===== PROVIDED ENTRIES
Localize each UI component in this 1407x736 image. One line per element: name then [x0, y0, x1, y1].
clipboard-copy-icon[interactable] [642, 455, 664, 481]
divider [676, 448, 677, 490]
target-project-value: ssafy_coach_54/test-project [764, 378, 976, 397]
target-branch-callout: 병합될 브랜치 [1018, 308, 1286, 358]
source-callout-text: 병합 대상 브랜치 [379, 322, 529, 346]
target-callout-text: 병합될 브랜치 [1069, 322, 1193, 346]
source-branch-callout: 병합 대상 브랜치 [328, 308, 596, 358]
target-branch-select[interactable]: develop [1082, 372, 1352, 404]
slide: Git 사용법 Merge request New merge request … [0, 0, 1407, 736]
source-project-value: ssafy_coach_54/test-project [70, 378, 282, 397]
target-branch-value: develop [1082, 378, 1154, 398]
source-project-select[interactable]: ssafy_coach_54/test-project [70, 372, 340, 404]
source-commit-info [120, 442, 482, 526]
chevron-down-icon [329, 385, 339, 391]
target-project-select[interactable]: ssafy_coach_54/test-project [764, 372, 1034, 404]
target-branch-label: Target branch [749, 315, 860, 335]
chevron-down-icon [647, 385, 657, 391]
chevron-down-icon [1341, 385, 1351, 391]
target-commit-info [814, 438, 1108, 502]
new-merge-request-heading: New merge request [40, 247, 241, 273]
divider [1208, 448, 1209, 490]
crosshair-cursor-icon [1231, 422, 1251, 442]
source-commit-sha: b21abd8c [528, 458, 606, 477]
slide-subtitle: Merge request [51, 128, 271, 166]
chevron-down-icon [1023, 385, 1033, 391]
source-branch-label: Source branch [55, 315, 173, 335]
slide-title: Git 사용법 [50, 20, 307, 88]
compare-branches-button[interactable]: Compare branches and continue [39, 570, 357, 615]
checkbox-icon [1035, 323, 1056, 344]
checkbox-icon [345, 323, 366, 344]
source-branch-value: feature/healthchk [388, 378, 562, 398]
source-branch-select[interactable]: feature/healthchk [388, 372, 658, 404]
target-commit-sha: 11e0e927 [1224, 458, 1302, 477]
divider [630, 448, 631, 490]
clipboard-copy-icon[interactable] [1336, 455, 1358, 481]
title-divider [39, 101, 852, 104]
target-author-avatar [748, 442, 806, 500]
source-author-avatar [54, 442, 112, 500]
==========
GIVEN TASK:
Reproduce every line of the data above word for word, with no changes.

SOLUTION FOR THIS PROBLEM:
Localize each UI component in this 1407x736 image. One line per element: name then [x0, y0, x1, y1].
clipboard-copy-icon[interactable] [642, 455, 664, 481]
divider [676, 448, 677, 490]
target-project-value: ssafy_coach_54/test-project [764, 378, 976, 397]
target-branch-callout: 병합될 브랜치 [1018, 308, 1286, 358]
source-callout-text: 병합 대상 브랜치 [379, 322, 529, 346]
target-callout-text: 병합될 브랜치 [1069, 322, 1193, 346]
source-branch-callout: 병합 대상 브랜치 [328, 308, 596, 358]
target-branch-select[interactable]: develop [1082, 372, 1352, 404]
slide: Git 사용법 Merge request New merge request … [0, 0, 1407, 736]
source-project-value: ssafy_coach_54/test-project [70, 378, 282, 397]
target-branch-value: develop [1082, 378, 1154, 398]
source-project-select[interactable]: ssafy_coach_54/test-project [70, 372, 340, 404]
source-commit-info [120, 442, 482, 526]
chevron-down-icon [329, 385, 339, 391]
target-project-select[interactable]: ssafy_coach_54/test-project [764, 372, 1034, 404]
target-branch-label: Target branch [749, 315, 860, 335]
chevron-down-icon [647, 385, 657, 391]
chevron-down-icon [1341, 385, 1351, 391]
target-commit-info [814, 438, 1108, 502]
new-merge-request-heading: New merge request [40, 247, 241, 273]
divider [1208, 448, 1209, 490]
crosshair-cursor-icon [1231, 422, 1251, 442]
source-commit-sha: b21abd8c [528, 458, 606, 477]
slide-subtitle: Merge request [51, 128, 271, 166]
chevron-down-icon [1023, 385, 1033, 391]
source-branch-label: Source branch [55, 315, 173, 335]
slide-title: Git 사용법 [50, 20, 307, 88]
compare-branches-button[interactable]: Compare branches and continue [39, 570, 357, 615]
checkbox-icon [1035, 323, 1056, 344]
checkbox-icon [345, 323, 366, 344]
source-branch-value: feature/healthchk [388, 378, 562, 398]
source-branch-select[interactable]: feature/healthchk [388, 372, 658, 404]
target-commit-sha: 11e0e927 [1224, 458, 1302, 477]
divider [630, 448, 631, 490]
clipboard-copy-icon[interactable] [1336, 455, 1358, 481]
title-divider [39, 101, 852, 104]
target-author-avatar [748, 442, 806, 500]
source-author-avatar [54, 442, 112, 500]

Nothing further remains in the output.